:: Written problem ::
Each line that holds the word "Cotton" is to be identified and copied.

++++++++++++++++++++

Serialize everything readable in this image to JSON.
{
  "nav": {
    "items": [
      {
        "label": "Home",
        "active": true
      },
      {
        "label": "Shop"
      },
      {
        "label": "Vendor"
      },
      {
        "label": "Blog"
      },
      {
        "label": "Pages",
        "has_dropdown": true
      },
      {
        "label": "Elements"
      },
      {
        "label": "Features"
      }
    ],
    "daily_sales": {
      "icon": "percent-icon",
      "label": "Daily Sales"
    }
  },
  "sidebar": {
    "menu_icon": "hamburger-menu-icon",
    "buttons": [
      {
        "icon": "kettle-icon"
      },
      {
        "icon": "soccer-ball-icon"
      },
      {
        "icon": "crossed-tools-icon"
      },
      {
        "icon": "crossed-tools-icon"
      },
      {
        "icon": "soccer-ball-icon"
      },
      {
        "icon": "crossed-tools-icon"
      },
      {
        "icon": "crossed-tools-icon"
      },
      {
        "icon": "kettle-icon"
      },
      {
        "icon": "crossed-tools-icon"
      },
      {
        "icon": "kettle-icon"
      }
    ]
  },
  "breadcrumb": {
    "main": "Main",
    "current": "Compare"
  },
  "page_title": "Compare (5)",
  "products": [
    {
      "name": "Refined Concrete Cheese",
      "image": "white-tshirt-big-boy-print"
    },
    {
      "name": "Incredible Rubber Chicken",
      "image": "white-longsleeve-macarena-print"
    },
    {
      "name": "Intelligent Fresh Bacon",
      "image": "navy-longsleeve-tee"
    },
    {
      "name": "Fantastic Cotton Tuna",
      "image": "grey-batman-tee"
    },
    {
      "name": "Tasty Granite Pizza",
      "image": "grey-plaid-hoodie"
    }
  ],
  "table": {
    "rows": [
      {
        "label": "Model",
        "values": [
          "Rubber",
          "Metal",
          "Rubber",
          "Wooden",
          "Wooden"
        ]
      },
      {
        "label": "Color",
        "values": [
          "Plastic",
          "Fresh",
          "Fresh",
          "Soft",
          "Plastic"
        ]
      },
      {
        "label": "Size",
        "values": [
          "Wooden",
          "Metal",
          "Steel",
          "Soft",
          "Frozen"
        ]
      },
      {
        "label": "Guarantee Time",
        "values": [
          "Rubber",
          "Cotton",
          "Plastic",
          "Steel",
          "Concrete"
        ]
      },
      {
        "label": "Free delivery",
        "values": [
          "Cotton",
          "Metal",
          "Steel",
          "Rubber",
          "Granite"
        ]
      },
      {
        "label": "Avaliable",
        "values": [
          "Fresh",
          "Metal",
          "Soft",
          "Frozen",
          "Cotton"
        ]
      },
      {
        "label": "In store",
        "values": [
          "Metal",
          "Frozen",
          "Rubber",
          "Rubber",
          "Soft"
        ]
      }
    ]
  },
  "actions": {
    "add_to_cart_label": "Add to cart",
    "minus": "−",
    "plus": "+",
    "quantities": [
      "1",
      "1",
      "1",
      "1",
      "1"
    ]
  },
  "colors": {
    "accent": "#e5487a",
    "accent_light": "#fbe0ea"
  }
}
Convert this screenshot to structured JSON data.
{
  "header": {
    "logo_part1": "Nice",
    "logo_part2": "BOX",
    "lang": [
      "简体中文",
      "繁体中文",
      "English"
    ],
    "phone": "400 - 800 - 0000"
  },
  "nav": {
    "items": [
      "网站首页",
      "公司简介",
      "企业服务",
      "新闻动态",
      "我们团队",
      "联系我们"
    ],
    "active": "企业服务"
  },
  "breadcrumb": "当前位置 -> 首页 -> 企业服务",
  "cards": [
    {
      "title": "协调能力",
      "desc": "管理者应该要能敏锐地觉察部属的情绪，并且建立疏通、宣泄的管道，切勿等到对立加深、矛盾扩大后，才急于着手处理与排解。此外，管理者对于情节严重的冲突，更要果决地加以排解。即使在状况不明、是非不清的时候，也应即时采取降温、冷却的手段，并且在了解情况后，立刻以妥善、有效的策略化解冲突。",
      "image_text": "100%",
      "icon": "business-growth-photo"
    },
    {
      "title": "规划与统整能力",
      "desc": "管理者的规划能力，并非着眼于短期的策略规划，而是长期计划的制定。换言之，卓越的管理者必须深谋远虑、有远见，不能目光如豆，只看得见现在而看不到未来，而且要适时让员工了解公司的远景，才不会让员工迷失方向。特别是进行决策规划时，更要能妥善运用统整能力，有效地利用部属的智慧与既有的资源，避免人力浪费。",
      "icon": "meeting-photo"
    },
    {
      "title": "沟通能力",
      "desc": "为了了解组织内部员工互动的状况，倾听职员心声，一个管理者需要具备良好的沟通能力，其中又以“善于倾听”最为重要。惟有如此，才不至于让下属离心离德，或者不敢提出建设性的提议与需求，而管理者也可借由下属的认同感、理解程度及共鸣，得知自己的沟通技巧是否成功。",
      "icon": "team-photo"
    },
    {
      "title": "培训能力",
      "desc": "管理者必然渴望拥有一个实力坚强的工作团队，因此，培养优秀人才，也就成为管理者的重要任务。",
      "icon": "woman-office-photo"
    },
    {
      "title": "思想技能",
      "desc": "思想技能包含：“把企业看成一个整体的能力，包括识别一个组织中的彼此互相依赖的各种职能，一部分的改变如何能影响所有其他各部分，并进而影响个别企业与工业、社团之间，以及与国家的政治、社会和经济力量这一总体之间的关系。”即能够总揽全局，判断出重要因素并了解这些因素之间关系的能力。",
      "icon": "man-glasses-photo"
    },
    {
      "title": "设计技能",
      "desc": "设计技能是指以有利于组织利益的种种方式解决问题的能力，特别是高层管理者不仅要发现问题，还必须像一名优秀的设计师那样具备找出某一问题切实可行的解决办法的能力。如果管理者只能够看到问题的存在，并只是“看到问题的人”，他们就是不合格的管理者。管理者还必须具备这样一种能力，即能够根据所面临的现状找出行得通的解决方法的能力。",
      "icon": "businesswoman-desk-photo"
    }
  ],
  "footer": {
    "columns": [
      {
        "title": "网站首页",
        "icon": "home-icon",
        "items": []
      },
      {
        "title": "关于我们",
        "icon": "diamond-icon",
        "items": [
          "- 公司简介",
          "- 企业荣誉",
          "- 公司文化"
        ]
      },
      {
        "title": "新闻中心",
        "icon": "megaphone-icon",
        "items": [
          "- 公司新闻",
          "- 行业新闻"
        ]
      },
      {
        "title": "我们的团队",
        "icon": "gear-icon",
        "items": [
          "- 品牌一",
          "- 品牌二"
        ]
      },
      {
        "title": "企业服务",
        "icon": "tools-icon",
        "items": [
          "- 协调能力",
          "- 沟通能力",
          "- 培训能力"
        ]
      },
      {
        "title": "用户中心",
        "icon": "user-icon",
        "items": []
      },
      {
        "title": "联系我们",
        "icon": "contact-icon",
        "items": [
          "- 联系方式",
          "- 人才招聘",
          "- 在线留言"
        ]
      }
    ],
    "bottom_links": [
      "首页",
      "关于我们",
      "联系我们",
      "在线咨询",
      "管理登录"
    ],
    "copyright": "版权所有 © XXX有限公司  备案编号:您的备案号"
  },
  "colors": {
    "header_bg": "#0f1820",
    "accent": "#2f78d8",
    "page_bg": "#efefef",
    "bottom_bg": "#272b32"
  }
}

++++++++++++++++++++

:: Answer to the exercise ::
      "name": "Fantastic Cotton Tuna",
          "Cotton",
          "Cotton",
          "Cotton"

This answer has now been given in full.